## [Problem statement]
Find each line with the word "disaster" and state how many there are, nothing more.

## [Given data]
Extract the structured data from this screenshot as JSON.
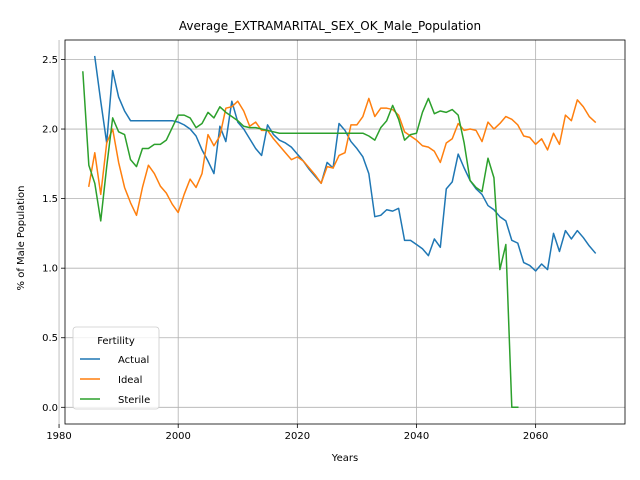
{
  "chart_data": {
    "type": "line",
    "title": "Average_EXTRAMARITAL_SEX_OK_Male_Population",
    "xlabel": "Years",
    "ylabel": "% of Male Population",
    "xlim": [
      1981,
      2075
    ],
    "ylim": [
      -0.12,
      2.64
    ],
    "xticks": [
      1980,
      2000,
      2020,
      2040,
      2060
    ],
    "yticks": [
      0.0,
      0.5,
      1.0,
      1.5,
      2.0,
      2.5
    ],
    "ytick_labels": [
      "0.0",
      "0.5",
      "1.0",
      "1.5",
      "2.0",
      "2.5"
    ],
    "grid": true,
    "legend": {
      "title": "Fertility",
      "position": "lower-left"
    },
    "series": [
      {
        "name": "Actual",
        "color": "#1f77b4",
        "x": [
          1986,
          1987,
          1988,
          1989,
          1990,
          1991,
          1992,
          1993,
          1994,
          1995,
          1996,
          1997,
          1998,
          1999,
          2000,
          2001,
          2002,
          2003,
          2004,
          2005,
          2006,
          2007,
          2008,
          2009,
          2010,
          2011,
          2012,
          2013,
          2014,
          2015,
          2016,
          2017,
          2018,
          2019,
          2020,
          2021,
          2022,
          2023,
          2024,
          2025,
          2026,
          2027,
          2028,
          2029,
          2030,
          2031,
          2032,
          2033,
          2034,
          2035,
          2036,
          2037,
          2038,
          2039,
          2040,
          2041,
          2042,
          2043,
          2044,
          2045,
          2046,
          2047,
          2048,
          2049,
          2050,
          2051,
          2052,
          2053,
          2054,
          2055,
          2056,
          2057,
          2058,
          2059,
          2060,
          2061,
          2062,
          2063,
          2064,
          2065,
          2066,
          2067,
          2068,
          2069,
          2070
        ],
        "y": [
          2.52,
          2.2,
          1.9,
          2.42,
          2.23,
          2.13,
          2.06,
          2.06,
          2.06,
          2.06,
          2.06,
          2.06,
          2.06,
          2.06,
          2.05,
          2.03,
          2.0,
          1.95,
          1.85,
          1.77,
          1.68,
          2.02,
          1.91,
          2.2,
          2.05,
          2.0,
          1.93,
          1.86,
          1.81,
          2.03,
          1.96,
          1.92,
          1.9,
          1.87,
          1.82,
          1.77,
          1.71,
          1.66,
          1.61,
          1.76,
          1.72,
          2.04,
          1.99,
          1.91,
          1.86,
          1.8,
          1.68,
          1.37,
          1.38,
          1.42,
          1.41,
          1.43,
          1.2,
          1.2,
          1.17,
          1.14,
          1.09,
          1.21,
          1.15,
          1.57,
          1.62,
          1.82,
          1.72,
          1.63,
          1.57,
          1.53,
          1.45,
          1.42,
          1.37,
          1.34,
          1.2,
          1.18,
          1.04,
          1.02,
          0.98,
          1.03,
          0.99,
          1.25,
          1.12,
          1.27,
          1.21,
          1.27,
          1.22,
          1.16,
          1.11
        ]
      },
      {
        "name": "Ideal",
        "color": "#ff7f0e",
        "x": [
          1985,
          1986,
          1987,
          1988,
          1989,
          1990,
          1991,
          1992,
          1993,
          1994,
          1995,
          1996,
          1997,
          1998,
          1999,
          2000,
          2001,
          2002,
          2003,
          2004,
          2005,
          2006,
          2007,
          2008,
          2009,
          2010,
          2011,
          2012,
          2013,
          2014,
          2015,
          2016,
          2017,
          2018,
          2019,
          2020,
          2021,
          2022,
          2023,
          2024,
          2025,
          2026,
          2027,
          2028,
          2029,
          2030,
          2031,
          2032,
          2033,
          2034,
          2035,
          2036,
          2037,
          2038,
          2039,
          2040,
          2041,
          2042,
          2043,
          2044,
          2045,
          2046,
          2047,
          2048,
          2049,
          2050,
          2051,
          2052,
          2053,
          2054,
          2055,
          2056,
          2057,
          2058,
          2059,
          2060,
          2061,
          2062,
          2063,
          2064,
          2065,
          2066,
          2067,
          2068,
          2069,
          2070
        ],
        "y": [
          1.59,
          1.83,
          1.53,
          1.9,
          2.0,
          1.76,
          1.58,
          1.47,
          1.38,
          1.58,
          1.74,
          1.68,
          1.59,
          1.54,
          1.46,
          1.4,
          1.53,
          1.64,
          1.58,
          1.68,
          1.96,
          1.88,
          1.95,
          2.15,
          2.16,
          2.2,
          2.13,
          2.02,
          2.05,
          1.99,
          1.99,
          1.93,
          1.88,
          1.83,
          1.78,
          1.8,
          1.77,
          1.72,
          1.67,
          1.61,
          1.73,
          1.72,
          1.81,
          1.83,
          2.03,
          2.03,
          2.09,
          2.22,
          2.09,
          2.15,
          2.15,
          2.14,
          2.1,
          1.98,
          1.95,
          1.92,
          1.88,
          1.87,
          1.84,
          1.76,
          1.9,
          1.93,
          2.04,
          1.99,
          2.0,
          1.99,
          1.91,
          2.05,
          2.0,
          2.04,
          2.09,
          2.07,
          2.03,
          1.95,
          1.94,
          1.89,
          1.93,
          1.85,
          1.97,
          1.89,
          2.1,
          2.06,
          2.21,
          2.16,
          2.09,
          2.05
        ]
      },
      {
        "name": "Sterile",
        "color": "#2ca02c",
        "x": [
          1984,
          1985,
          1986,
          1987,
          1988,
          1989,
          1990,
          1991,
          1992,
          1993,
          1994,
          1995,
          1996,
          1997,
          1998,
          1999,
          2000,
          2001,
          2002,
          2003,
          2004,
          2005,
          2006,
          2007,
          2008,
          2009,
          2010,
          2011,
          2012,
          2013,
          2014,
          2015,
          2016,
          2017,
          2018,
          2019,
          2020,
          2021,
          2022,
          2023,
          2024,
          2025,
          2026,
          2027,
          2028,
          2029,
          2030,
          2031,
          2032,
          2033,
          2034,
          2035,
          2036,
          2037,
          2038,
          2039,
          2040,
          2041,
          2042,
          2043,
          2044,
          2045,
          2046,
          2047,
          2048,
          2049,
          2050,
          2051,
          2052,
          2053,
          2054,
          2055,
          2056,
          2057
        ],
        "y": [
          2.41,
          1.74,
          1.61,
          1.34,
          1.73,
          2.08,
          1.98,
          1.96,
          1.78,
          1.73,
          1.86,
          1.86,
          1.89,
          1.89,
          1.92,
          2.01,
          2.1,
          2.1,
          2.08,
          2.01,
          2.04,
          2.12,
          2.08,
          2.16,
          2.12,
          2.09,
          2.06,
          2.02,
          2.01,
          2.01,
          2.0,
          1.99,
          1.98,
          1.97,
          1.97,
          1.97,
          1.97,
          1.97,
          1.97,
          1.97,
          1.97,
          1.97,
          1.97,
          1.97,
          1.97,
          1.97,
          1.97,
          1.97,
          1.95,
          1.92,
          2.01,
          2.06,
          2.17,
          2.07,
          1.92,
          1.96,
          1.97,
          2.12,
          2.22,
          2.11,
          2.13,
          2.12,
          2.14,
          2.1,
          1.9,
          1.63,
          1.58,
          1.55,
          1.79,
          1.65,
          0.99,
          1.17,
          0.0,
          0.0
        ]
      }
    ]
  }
}
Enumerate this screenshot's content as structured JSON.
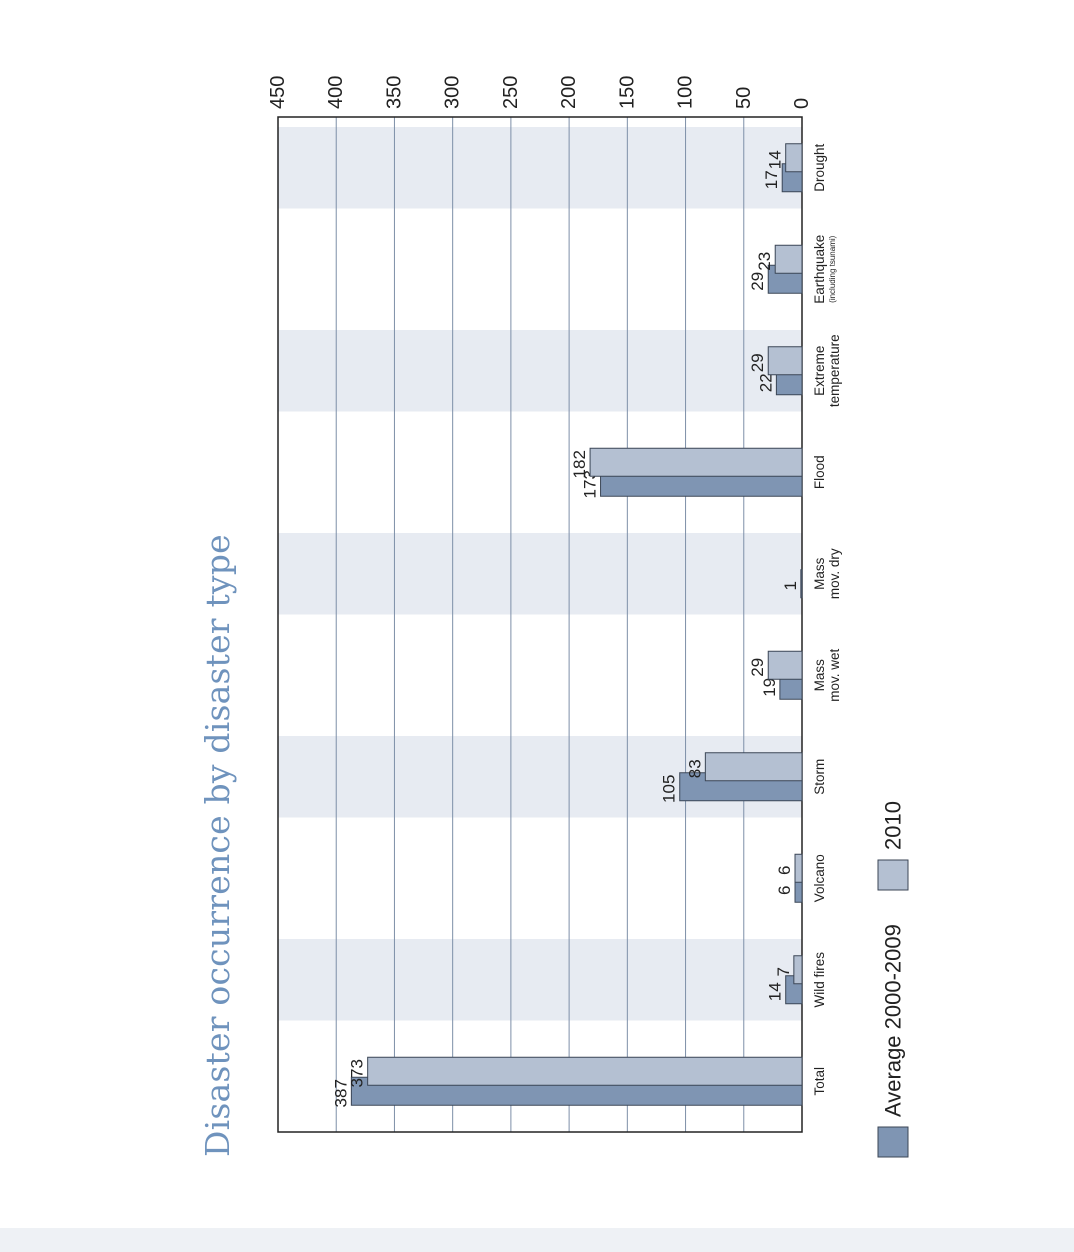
{
  "title": "Disaster occurrence by disaster type",
  "colors": {
    "series_dark": "#7f95b3",
    "series_light": "#b4c0d2",
    "title": "#6f93bd",
    "band": "#e7ebf2",
    "grid": "#7d8fa8"
  },
  "chart_data": {
    "type": "bar",
    "orientation": "vertical",
    "title": "Disaster occurrence by disaster type",
    "categories": [
      "Drought",
      "Earthquake",
      "Extreme temperature",
      "Flood",
      "Mass mov. dry",
      "Mass mov. wet",
      "Storm",
      "Volcano",
      "Wild fires",
      "Total"
    ],
    "category_sublabels": {
      "Earthquake": "(including tsunami)"
    },
    "series": [
      {
        "name": "Average 2000-2009",
        "values": [
          17,
          29,
          22,
          173,
          1,
          19,
          105,
          6,
          14,
          387
        ]
      },
      {
        "name": "2010",
        "values": [
          14,
          23,
          29,
          182,
          0,
          29,
          83,
          6,
          7,
          373
        ]
      }
    ],
    "data_labels": [
      [
        "17",
        "29",
        "22",
        "173",
        "1",
        "19",
        "105",
        "6",
        "14",
        "387"
      ],
      [
        "14",
        "23",
        "29",
        "182",
        "",
        "29",
        "83",
        "6",
        "7",
        "373"
      ]
    ],
    "ylim": [
      0,
      450
    ],
    "yticks": [
      0,
      50,
      100,
      150,
      200,
      250,
      300,
      350,
      400,
      450
    ],
    "grid": true,
    "legend": "bottom"
  }
}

## [Output of the task]
2